◆ **Given instruction**:
Find all the lines with "sabado" and gather them.

◆ **The records**:
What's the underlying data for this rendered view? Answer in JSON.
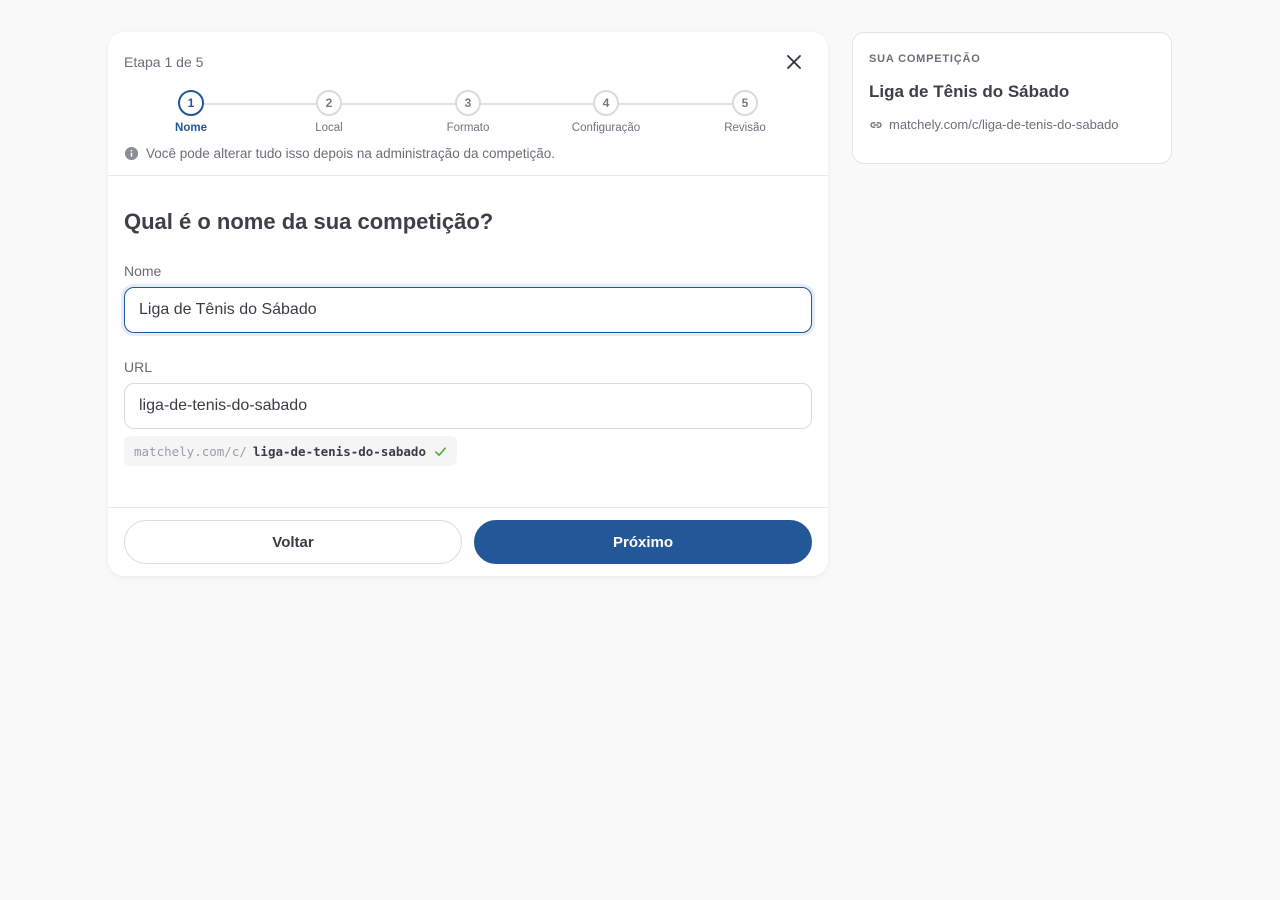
{
  "wizard": {
    "step_counter": "Etapa 1 de 5",
    "steps": [
      {
        "number": "1",
        "label": "Nome",
        "active": true
      },
      {
        "number": "2",
        "label": "Local",
        "active": false
      },
      {
        "number": "3",
        "label": "Formato",
        "active": false
      },
      {
        "number": "4",
        "label": "Configuração",
        "active": false
      },
      {
        "number": "5",
        "label": "Revisão",
        "active": false
      }
    ],
    "info_text": "Você pode alterar tudo isso depois na administração da competição.",
    "question": "Qual é o nome da sua competição?",
    "name_field": {
      "label": "Nome",
      "value": "Liga de Tênis do Sábado"
    },
    "url_field": {
      "label": "URL",
      "value": "liga-de-tenis-do-sabado"
    },
    "slug_preview": {
      "base": "matchely.com/c/",
      "slug": "liga-de-tenis-do-sabado"
    },
    "back_label": "Voltar",
    "next_label": "Próximo"
  },
  "summary": {
    "heading": "SUA COMPETIÇÃO",
    "name": "Liga de Tênis do Sábado",
    "url": "matchely.com/c/liga-de-tenis-do-sabado"
  },
  "colors": {
    "accent": "#235898",
    "success": "#5aab3c",
    "background": "#f9f9f9"
  },
  "icons": {
    "close": "close-icon",
    "info": "info-icon",
    "check": "check-icon",
    "link": "link-icon"
  }
}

◆ **Complete output**:
      "value": "liga-de-tenis-do-sabado"
      "slug": "liga-de-tenis-do-sabado"
    "url": "matchely.com/c/liga-de-tenis-do-sabado"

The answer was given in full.